> _Brief_: Transcribe the material in full, exactly as written.

──────── Data listing ────────

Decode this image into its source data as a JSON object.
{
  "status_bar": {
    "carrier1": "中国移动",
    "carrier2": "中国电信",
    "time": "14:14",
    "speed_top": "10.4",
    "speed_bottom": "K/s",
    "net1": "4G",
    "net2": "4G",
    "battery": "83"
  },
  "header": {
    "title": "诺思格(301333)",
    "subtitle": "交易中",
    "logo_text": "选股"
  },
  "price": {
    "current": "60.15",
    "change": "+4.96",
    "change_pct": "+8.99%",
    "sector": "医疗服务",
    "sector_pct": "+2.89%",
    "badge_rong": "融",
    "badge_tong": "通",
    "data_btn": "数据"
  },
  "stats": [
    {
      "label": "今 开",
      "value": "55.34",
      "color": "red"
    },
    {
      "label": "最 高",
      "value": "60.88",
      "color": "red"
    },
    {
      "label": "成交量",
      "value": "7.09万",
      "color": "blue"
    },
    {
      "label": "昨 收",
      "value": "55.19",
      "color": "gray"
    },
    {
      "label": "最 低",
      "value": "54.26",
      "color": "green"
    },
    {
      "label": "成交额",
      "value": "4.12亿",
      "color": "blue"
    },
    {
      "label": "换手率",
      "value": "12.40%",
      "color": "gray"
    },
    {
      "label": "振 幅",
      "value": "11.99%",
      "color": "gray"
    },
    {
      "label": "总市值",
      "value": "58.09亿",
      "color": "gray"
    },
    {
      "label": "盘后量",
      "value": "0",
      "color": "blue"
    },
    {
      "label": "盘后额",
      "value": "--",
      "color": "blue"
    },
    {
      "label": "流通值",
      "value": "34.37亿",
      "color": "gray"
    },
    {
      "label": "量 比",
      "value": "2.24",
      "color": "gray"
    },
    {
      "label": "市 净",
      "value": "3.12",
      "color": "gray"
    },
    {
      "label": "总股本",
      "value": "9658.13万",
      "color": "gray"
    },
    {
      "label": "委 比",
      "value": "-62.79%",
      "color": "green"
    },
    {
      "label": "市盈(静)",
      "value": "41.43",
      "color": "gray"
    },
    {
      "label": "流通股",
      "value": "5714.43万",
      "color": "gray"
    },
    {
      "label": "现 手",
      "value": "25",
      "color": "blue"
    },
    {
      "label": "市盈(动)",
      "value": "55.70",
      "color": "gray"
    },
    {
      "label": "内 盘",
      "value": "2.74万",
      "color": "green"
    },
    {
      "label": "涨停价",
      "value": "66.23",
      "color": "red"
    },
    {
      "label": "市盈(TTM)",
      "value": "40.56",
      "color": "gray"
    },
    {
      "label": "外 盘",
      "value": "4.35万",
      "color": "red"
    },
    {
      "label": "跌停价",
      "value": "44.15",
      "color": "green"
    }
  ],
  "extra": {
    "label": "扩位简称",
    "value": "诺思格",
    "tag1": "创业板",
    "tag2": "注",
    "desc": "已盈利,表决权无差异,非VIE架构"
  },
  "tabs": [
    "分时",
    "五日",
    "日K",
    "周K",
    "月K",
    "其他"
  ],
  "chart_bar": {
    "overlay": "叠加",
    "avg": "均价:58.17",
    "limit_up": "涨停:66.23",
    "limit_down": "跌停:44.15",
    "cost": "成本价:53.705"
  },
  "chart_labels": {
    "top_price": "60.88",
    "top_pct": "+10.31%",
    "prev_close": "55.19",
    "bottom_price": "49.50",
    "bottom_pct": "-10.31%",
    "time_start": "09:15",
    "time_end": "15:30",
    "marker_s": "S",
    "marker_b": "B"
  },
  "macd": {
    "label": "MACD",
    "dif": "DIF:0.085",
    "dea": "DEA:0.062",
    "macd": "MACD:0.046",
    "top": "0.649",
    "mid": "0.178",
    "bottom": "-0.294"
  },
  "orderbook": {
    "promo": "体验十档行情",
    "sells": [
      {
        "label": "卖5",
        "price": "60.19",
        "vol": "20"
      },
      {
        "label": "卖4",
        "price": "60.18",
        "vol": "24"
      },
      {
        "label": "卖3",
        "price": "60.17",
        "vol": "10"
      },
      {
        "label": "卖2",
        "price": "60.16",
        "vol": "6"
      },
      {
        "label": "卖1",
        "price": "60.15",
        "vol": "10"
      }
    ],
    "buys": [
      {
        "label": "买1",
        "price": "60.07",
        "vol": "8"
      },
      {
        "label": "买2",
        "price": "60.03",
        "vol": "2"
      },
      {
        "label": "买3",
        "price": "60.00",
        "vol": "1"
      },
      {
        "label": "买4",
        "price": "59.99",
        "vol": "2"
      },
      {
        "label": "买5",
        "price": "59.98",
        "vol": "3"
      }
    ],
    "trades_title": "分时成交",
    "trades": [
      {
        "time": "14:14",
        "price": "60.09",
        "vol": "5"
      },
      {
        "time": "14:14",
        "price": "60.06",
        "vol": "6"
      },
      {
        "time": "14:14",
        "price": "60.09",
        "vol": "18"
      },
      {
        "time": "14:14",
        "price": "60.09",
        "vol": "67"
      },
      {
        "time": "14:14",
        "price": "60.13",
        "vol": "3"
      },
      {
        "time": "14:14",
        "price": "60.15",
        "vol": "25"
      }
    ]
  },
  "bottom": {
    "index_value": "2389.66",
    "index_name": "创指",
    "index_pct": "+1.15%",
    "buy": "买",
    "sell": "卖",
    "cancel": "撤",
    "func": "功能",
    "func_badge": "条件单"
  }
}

────────

> _Exercise solution_:
Decode this image into its source data as a JSON object.
{
  "status_bar": {
    "carrier1": "中国移动",
    "carrier2": "中国电信",
    "time": "14:14",
    "speed_top": "10.4",
    "speed_bottom": "K/s",
    "net1": "4G",
    "net2": "4G",
    "battery": "83"
  },
  "header": {
    "title": "诺思格(301333)",
    "subtitle": "交易中",
    "logo_text": "选股"
  },
  "price": {
    "current": "60.15",
    "change": "+4.96",
    "change_pct": "+8.99%",
    "sector": "医疗服务",
    "sector_pct": "+2.89%",
    "badge_rong": "融",
    "badge_tong": "通",
    "data_btn": "数据"
  },
  "stats": [
    {
      "label": "今 开",
      "value": "55.34",
      "color": "red"
    },
    {
      "label": "最 高",
      "value": "60.88",
      "color": "red"
    },
    {
      "label": "成交量",
      "value": "7.09万",
      "color": "blue"
    },
    {
      "label": "昨 收",
      "value": "55.19",
      "color": "gray"
    },
    {
      "label": "最 低",
      "value": "54.26",
      "color": "green"
    },
    {
      "label": "成交额",
      "value": "4.12亿",
      "color": "blue"
    },
    {
      "label": "换手率",
      "value": "12.40%",
      "color": "gray"
    },
    {
      "label": "振 幅",
      "value": "11.99%",
      "color": "gray"
    },
    {
      "label": "总市值",
      "value": "58.09亿",
      "color": "gray"
    },
    {
      "label": "盘后量",
      "value": "0",
      "color": "blue"
    },
    {
      "label": "盘后额",
      "value": "--",
      "color": "blue"
    },
    {
      "label": "流通值",
      "value": "34.37亿",
      "color": "gray"
    },
    {
      "label": "量 比",
      "value": "2.24",
      "color": "gray"
    },
    {
      "label": "市 净",
      "value": "3.12",
      "color": "gray"
    },
    {
      "label": "总股本",
      "value": "9658.13万",
      "color": "gray"
    },
    {
      "label": "委 比",
      "value": "-62.79%",
      "color": "green"
    },
    {
      "label": "市盈(静)",
      "value": "41.43",
      "color": "gray"
    },
    {
      "label": "流通股",
      "value": "5714.43万",
      "color": "gray"
    },
    {
      "label": "现 手",
      "value": "25",
      "color": "blue"
    },
    {
      "label": "市盈(动)",
      "value": "55.70",
      "color": "gray"
    },
    {
      "label": "内 盘",
      "value": "2.74万",
      "color": "green"
    },
    {
      "label": "涨停价",
      "value": "66.23",
      "color": "red"
    },
    {
      "label": "市盈(TTM)",
      "value": "40.56",
      "color": "gray"
    },
    {
      "label": "外 盘",
      "value": "4.35万",
      "color": "red"
    },
    {
      "label": "跌停价",
      "value": "44.15",
      "color": "green"
    }
  ],
  "extra": {
    "label": "扩位简称",
    "value": "诺思格",
    "tag1": "创业板",
    "tag2": "注",
    "desc": "已盈利,表决权无差异,非VIE架构"
  },
  "tabs": [
    "分时",
    "五日",
    "日K",
    "周K",
    "月K",
    "其他"
  ],
  "chart_bar": {
    "overlay": "叠加",
    "avg": "均价:58.17",
    "limit_up": "涨停:66.23",
    "limit_down": "跌停:44.15",
    "cost": "成本价:53.705"
  },
  "chart_labels": {
    "top_price": "60.88",
    "top_pct": "+10.31%",
    "prev_close": "55.19",
    "bottom_price": "49.50",
    "bottom_pct": "-10.31%",
    "time_start": "09:15",
    "time_end": "15:30",
    "marker_s": "S",
    "marker_b": "B"
  },
  "macd": {
    "label": "MACD",
    "dif": "DIF:0.085",
    "dea": "DEA:0.062",
    "macd": "MACD:0.046",
    "top": "0.649",
    "mid": "0.178",
    "bottom": "-0.294"
  },
  "orderbook": {
    "promo": "体验十档行情",
    "sells": [
      {
        "label": "卖5",
        "price": "60.19",
        "vol": "20"
      },
      {
        "label": "卖4",
        "price": "60.18",
        "vol": "24"
      },
      {
        "label": "卖3",
        "price": "60.17",
        "vol": "10"
      },
      {
        "label": "卖2",
        "price": "60.16",
        "vol": "6"
      },
      {
        "label": "卖1",
        "price": "60.15",
        "vol": "10"
      }
    ],
    "buys": [
      {
        "label": "买1",
        "price": "60.07",
        "vol": "8"
      },
      {
        "label": "买2",
        "price": "60.03",
        "vol": "2"
      },
      {
        "label": "买3",
        "price": "60.00",
        "vol": "1"
      },
      {
        "label": "买4",
        "price": "59.99",
        "vol": "2"
      },
      {
        "label": "买5",
        "price": "59.98",
        "vol": "3"
      }
    ],
    "trades_title": "分时成交",
    "trades": [
      {
        "time": "14:14",
        "price": "60.09",
        "vol": "5"
      },
      {
        "time": "14:14",
        "price": "60.06",
        "vol": "6"
      },
      {
        "time": "14:14",
        "price": "60.09",
        "vol": "18"
      },
      {
        "time": "14:14",
        "price": "60.09",
        "vol": "67"
      },
      {
        "time": "14:14",
        "price": "60.13",
        "vol": "3"
      },
      {
        "time": "14:14",
        "price": "60.15",
        "vol": "25"
      }
    ]
  },
  "bottom": {
    "index_value": "2389.66",
    "index_name": "创指",
    "index_pct": "+1.15%",
    "buy": "买",
    "sell": "卖",
    "cancel": "撤",
    "func": "功能",
    "func_badge": "条件单"
  }
}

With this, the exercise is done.